Pick out the lines containing "realize".

## begin

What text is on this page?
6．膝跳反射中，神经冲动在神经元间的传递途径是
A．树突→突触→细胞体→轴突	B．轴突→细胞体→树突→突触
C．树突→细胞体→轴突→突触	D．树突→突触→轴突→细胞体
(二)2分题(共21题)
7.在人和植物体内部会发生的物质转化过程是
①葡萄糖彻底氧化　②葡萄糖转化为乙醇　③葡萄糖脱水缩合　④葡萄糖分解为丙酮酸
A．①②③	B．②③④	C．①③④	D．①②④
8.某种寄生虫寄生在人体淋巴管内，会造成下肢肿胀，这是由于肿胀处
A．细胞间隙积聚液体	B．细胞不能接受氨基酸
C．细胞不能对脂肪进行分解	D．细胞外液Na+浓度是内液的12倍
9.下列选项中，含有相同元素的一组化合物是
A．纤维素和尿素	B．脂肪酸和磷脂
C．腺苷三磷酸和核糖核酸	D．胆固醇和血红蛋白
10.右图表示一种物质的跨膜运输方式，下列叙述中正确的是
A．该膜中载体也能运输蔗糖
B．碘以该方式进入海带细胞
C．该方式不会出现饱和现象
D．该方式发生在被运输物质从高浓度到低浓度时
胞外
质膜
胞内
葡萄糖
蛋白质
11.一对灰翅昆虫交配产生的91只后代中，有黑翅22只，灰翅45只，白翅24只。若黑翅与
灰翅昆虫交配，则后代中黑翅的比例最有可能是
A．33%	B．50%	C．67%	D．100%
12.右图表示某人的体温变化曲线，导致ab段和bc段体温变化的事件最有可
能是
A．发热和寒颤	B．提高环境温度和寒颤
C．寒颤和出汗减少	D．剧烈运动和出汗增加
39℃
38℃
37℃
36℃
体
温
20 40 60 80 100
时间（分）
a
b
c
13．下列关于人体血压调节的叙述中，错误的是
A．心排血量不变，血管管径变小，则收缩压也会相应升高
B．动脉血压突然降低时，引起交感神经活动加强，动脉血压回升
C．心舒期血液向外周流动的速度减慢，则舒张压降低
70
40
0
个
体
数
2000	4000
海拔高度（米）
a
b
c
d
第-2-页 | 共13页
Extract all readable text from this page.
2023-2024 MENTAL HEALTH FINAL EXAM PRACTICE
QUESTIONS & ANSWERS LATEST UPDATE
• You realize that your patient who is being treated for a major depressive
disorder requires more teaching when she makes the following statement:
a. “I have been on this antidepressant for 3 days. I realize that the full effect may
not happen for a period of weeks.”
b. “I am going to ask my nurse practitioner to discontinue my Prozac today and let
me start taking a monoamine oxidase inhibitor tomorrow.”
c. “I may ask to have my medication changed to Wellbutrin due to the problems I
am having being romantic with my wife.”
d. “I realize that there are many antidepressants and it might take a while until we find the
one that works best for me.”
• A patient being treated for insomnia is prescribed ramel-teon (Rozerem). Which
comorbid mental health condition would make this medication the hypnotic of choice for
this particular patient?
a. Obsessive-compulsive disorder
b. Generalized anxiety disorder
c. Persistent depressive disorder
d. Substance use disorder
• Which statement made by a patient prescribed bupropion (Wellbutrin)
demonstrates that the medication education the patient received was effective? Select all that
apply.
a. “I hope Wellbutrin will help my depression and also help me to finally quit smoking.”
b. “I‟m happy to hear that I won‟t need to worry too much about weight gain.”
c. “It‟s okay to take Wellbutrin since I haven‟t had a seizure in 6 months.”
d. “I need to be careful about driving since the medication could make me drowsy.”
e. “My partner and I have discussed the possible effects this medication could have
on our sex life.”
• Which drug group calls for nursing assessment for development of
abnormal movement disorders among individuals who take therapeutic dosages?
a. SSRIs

## end

▶ **THE RESULT**
• You realize that your patient who is being treated for a major depressive
a. “I have been on this antidepressant for 3 days. I realize that the full effect may
d. “I realize that there are many antidepressants and it might take a while until we find the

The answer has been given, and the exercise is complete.